Short exercise: Which lines in the records below contain the word "color"? Copy each of them.
Begin Data shown
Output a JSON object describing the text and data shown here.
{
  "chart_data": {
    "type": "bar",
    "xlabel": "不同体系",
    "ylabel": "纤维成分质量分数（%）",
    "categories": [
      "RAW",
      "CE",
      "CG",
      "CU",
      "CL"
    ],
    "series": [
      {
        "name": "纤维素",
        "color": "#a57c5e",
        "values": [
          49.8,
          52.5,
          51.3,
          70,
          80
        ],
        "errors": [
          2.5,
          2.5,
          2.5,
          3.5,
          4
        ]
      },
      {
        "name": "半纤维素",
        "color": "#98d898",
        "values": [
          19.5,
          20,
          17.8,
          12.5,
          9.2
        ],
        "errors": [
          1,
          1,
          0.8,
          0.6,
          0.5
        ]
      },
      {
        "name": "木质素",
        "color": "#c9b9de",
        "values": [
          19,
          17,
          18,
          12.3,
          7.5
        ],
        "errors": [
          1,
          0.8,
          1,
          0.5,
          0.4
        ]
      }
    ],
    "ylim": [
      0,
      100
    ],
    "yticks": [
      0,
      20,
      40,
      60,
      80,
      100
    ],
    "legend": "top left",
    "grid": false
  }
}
End Data shown
Solved problem:
        "color": "#a57c5e",
        "color": "#98d898",
        "color": "#c9b9de",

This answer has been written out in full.